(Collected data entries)
■ ■ ■ ■ ■ ■ ■
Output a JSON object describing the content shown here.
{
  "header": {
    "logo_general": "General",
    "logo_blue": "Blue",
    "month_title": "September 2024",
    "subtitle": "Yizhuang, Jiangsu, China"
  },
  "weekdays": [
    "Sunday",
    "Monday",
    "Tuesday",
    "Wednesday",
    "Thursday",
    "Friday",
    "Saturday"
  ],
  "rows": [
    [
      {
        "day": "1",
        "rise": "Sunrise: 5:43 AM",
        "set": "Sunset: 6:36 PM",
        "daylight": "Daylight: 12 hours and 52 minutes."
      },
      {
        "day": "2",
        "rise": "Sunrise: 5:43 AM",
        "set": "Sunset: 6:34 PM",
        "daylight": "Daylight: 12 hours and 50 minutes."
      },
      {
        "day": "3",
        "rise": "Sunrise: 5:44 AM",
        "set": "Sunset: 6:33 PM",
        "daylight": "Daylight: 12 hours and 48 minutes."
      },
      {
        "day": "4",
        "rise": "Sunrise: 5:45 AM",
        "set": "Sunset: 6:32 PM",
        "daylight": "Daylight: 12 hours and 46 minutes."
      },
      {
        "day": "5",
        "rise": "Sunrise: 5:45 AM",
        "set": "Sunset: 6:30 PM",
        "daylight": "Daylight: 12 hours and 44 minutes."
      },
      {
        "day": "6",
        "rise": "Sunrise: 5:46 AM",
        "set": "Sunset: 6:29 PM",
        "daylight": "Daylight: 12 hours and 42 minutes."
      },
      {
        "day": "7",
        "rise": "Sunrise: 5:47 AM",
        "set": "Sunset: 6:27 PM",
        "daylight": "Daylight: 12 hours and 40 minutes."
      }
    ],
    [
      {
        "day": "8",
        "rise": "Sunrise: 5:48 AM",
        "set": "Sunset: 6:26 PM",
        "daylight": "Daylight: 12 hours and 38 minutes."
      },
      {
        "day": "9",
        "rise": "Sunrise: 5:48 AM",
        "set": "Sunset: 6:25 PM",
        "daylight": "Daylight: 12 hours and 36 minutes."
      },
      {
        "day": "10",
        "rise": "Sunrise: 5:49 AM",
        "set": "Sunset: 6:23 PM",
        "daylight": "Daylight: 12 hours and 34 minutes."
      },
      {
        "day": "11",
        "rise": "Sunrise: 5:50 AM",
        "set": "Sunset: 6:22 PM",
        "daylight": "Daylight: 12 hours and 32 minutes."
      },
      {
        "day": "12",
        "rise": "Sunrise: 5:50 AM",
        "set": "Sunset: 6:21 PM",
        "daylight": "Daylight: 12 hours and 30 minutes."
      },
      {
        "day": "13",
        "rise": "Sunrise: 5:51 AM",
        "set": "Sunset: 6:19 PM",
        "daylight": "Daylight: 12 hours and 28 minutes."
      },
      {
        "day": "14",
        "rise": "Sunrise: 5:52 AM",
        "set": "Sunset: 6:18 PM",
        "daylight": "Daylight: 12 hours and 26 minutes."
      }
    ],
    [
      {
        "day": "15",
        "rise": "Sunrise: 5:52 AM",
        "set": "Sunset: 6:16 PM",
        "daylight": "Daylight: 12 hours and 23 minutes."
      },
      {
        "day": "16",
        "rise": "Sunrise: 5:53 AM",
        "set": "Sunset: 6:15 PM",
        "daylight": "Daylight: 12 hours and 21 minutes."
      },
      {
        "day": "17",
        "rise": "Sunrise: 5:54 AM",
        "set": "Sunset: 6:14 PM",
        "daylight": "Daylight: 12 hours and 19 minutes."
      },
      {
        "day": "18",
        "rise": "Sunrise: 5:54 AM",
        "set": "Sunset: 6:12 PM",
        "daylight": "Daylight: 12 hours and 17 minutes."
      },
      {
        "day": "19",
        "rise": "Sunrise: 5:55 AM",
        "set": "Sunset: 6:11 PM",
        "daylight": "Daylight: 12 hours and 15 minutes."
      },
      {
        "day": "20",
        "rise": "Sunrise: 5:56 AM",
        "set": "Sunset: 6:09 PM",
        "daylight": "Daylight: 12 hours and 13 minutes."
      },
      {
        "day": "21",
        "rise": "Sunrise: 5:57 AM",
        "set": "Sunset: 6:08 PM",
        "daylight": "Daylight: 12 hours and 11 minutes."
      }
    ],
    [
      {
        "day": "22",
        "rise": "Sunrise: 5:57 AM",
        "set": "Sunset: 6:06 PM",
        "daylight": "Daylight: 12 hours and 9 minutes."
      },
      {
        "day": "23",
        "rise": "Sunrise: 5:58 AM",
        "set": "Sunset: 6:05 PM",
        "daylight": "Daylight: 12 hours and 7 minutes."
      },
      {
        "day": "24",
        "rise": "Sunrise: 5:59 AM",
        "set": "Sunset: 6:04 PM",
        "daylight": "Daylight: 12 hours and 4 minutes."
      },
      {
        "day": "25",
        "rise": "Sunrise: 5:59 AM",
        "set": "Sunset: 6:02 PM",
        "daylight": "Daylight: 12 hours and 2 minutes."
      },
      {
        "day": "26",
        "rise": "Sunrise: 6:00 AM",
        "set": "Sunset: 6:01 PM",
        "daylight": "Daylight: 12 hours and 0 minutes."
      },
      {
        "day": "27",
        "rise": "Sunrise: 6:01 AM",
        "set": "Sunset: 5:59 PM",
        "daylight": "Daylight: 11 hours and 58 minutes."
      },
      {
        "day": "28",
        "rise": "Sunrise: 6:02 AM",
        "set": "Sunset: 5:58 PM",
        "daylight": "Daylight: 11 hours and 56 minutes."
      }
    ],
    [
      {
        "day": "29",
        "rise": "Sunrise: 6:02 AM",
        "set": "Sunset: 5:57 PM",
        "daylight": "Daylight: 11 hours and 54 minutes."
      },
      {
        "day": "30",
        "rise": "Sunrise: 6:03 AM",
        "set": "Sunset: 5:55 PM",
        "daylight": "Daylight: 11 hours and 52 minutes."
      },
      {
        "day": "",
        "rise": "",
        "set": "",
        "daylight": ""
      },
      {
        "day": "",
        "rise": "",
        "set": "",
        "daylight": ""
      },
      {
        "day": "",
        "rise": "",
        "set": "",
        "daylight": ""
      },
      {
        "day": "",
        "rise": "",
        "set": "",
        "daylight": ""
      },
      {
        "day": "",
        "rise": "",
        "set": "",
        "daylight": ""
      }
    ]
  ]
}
■ ■ ■ ■ ■ ■ ■
_Stated goal_
Quote all the records. Keep every word exact.

_Answer below_
Output a JSON object describing the content shown here.
{
  "header": {
    "logo_general": "General",
    "logo_blue": "Blue",
    "month_title": "September 2024",
    "subtitle": "Yizhuang, Jiangsu, China"
  },
  "weekdays": [
    "Sunday",
    "Monday",
    "Tuesday",
    "Wednesday",
    "Thursday",
    "Friday",
    "Saturday"
  ],
  "rows": [
    [
      {
        "day": "1",
        "rise": "Sunrise: 5:43 AM",
        "set": "Sunset: 6:36 PM",
        "daylight": "Daylight: 12 hours and 52 minutes."
      },
      {
        "day": "2",
        "rise": "Sunrise: 5:43 AM",
        "set": "Sunset: 6:34 PM",
        "daylight": "Daylight: 12 hours and 50 minutes."
      },
      {
        "day": "3",
        "rise": "Sunrise: 5:44 AM",
        "set": "Sunset: 6:33 PM",
        "daylight": "Daylight: 12 hours and 48 minutes."
      },
      {
        "day": "4",
        "rise": "Sunrise: 5:45 AM",
        "set": "Sunset: 6:32 PM",
        "daylight": "Daylight: 12 hours and 46 minutes."
      },
      {
        "day": "5",
        "rise": "Sunrise: 5:45 AM",
        "set": "Sunset: 6:30 PM",
        "daylight": "Daylight: 12 hours and 44 minutes."
      },
      {
        "day": "6",
        "rise": "Sunrise: 5:46 AM",
        "set": "Sunset: 6:29 PM",
        "daylight": "Daylight: 12 hours and 42 minutes."
      },
      {
        "day": "7",
        "rise": "Sunrise: 5:47 AM",
        "set": "Sunset: 6:27 PM",
        "daylight": "Daylight: 12 hours and 40 minutes."
      }
    ],
    [
      {
        "day": "8",
        "rise": "Sunrise: 5:48 AM",
        "set": "Sunset: 6:26 PM",
        "daylight": "Daylight: 12 hours and 38 minutes."
      },
      {
        "day": "9",
        "rise": "Sunrise: 5:48 AM",
        "set": "Sunset: 6:25 PM",
        "daylight": "Daylight: 12 hours and 36 minutes."
      },
      {
        "day": "10",
        "rise": "Sunrise: 5:49 AM",
        "set": "Sunset: 6:23 PM",
        "daylight": "Daylight: 12 hours and 34 minutes."
      },
      {
        "day": "11",
        "rise": "Sunrise: 5:50 AM",
        "set": "Sunset: 6:22 PM",
        "daylight": "Daylight: 12 hours and 32 minutes."
      },
      {
        "day": "12",
        "rise": "Sunrise: 5:50 AM",
        "set": "Sunset: 6:21 PM",
        "daylight": "Daylight: 12 hours and 30 minutes."
      },
      {
        "day": "13",
        "rise": "Sunrise: 5:51 AM",
        "set": "Sunset: 6:19 PM",
        "daylight": "Daylight: 12 hours and 28 minutes."
      },
      {
        "day": "14",
        "rise": "Sunrise: 5:52 AM",
        "set": "Sunset: 6:18 PM",
        "daylight": "Daylight: 12 hours and 26 minutes."
      }
    ],
    [
      {
        "day": "15",
        "rise": "Sunrise: 5:52 AM",
        "set": "Sunset: 6:16 PM",
        "daylight": "Daylight: 12 hours and 23 minutes."
      },
      {
        "day": "16",
        "rise": "Sunrise: 5:53 AM",
        "set": "Sunset: 6:15 PM",
        "daylight": "Daylight: 12 hours and 21 minutes."
      },
      {
        "day": "17",
        "rise": "Sunrise: 5:54 AM",
        "set": "Sunset: 6:14 PM",
        "daylight": "Daylight: 12 hours and 19 minutes."
      },
      {
        "day": "18",
        "rise": "Sunrise: 5:54 AM",
        "set": "Sunset: 6:12 PM",
        "daylight": "Daylight: 12 hours and 17 minutes."
      },
      {
        "day": "19",
        "rise": "Sunrise: 5:55 AM",
        "set": "Sunset: 6:11 PM",
        "daylight": "Daylight: 12 hours and 15 minutes."
      },
      {
        "day": "20",
        "rise": "Sunrise: 5:56 AM",
        "set": "Sunset: 6:09 PM",
        "daylight": "Daylight: 12 hours and 13 minutes."
      },
      {
        "day": "21",
        "rise": "Sunrise: 5:57 AM",
        "set": "Sunset: 6:08 PM",
        "daylight": "Daylight: 12 hours and 11 minutes."
      }
    ],
    [
      {
        "day": "22",
        "rise": "Sunrise: 5:57 AM",
        "set": "Sunset: 6:06 PM",
        "daylight": "Daylight: 12 hours and 9 minutes."
      },
      {
        "day": "23",
        "rise": "Sunrise: 5:58 AM",
        "set": "Sunset: 6:05 PM",
        "daylight": "Daylight: 12 hours and 7 minutes."
      },
      {
        "day": "24",
        "rise": "Sunrise: 5:59 AM",
        "set": "Sunset: 6:04 PM",
        "daylight": "Daylight: 12 hours and 4 minutes."
      },
      {
        "day": "25",
        "rise": "Sunrise: 5:59 AM",
        "set": "Sunset: 6:02 PM",
        "daylight": "Daylight: 12 hours and 2 minutes."
      },
      {
        "day": "26",
        "rise": "Sunrise: 6:00 AM",
        "set": "Sunset: 6:01 PM",
        "daylight": "Daylight: 12 hours and 0 minutes."
      },
      {
        "day": "27",
        "rise": "Sunrise: 6:01 AM",
        "set": "Sunset: 5:59 PM",
        "daylight": "Daylight: 11 hours and 58 minutes."
      },
      {
        "day": "28",
        "rise": "Sunrise: 6:02 AM",
        "set": "Sunset: 5:58 PM",
        "daylight": "Daylight: 11 hours and 56 minutes."
      }
    ],
    [
      {
        "day": "29",
        "rise": "Sunrise: 6:02 AM",
        "set": "Sunset: 5:57 PM",
        "daylight": "Daylight: 11 hours and 54 minutes."
      },
      {
        "day": "30",
        "rise": "Sunrise: 6:03 AM",
        "set": "Sunset: 5:55 PM",
        "daylight": "Daylight: 11 hours and 52 minutes."
      },
      {
        "day": "",
        "rise": "",
        "set": "",
        "daylight": ""
      },
      {
        "day": "",
        "rise": "",
        "set": "",
        "daylight": ""
      },
      {
        "day": "",
        "rise": "",
        "set": "",
        "daylight": ""
      },
      {
        "day": "",
        "rise": "",
        "set": "",
        "daylight": ""
      },
      {
        "day": "",
        "rise": "",
        "set": "",
        "daylight": ""
      }
    ]
  ]
}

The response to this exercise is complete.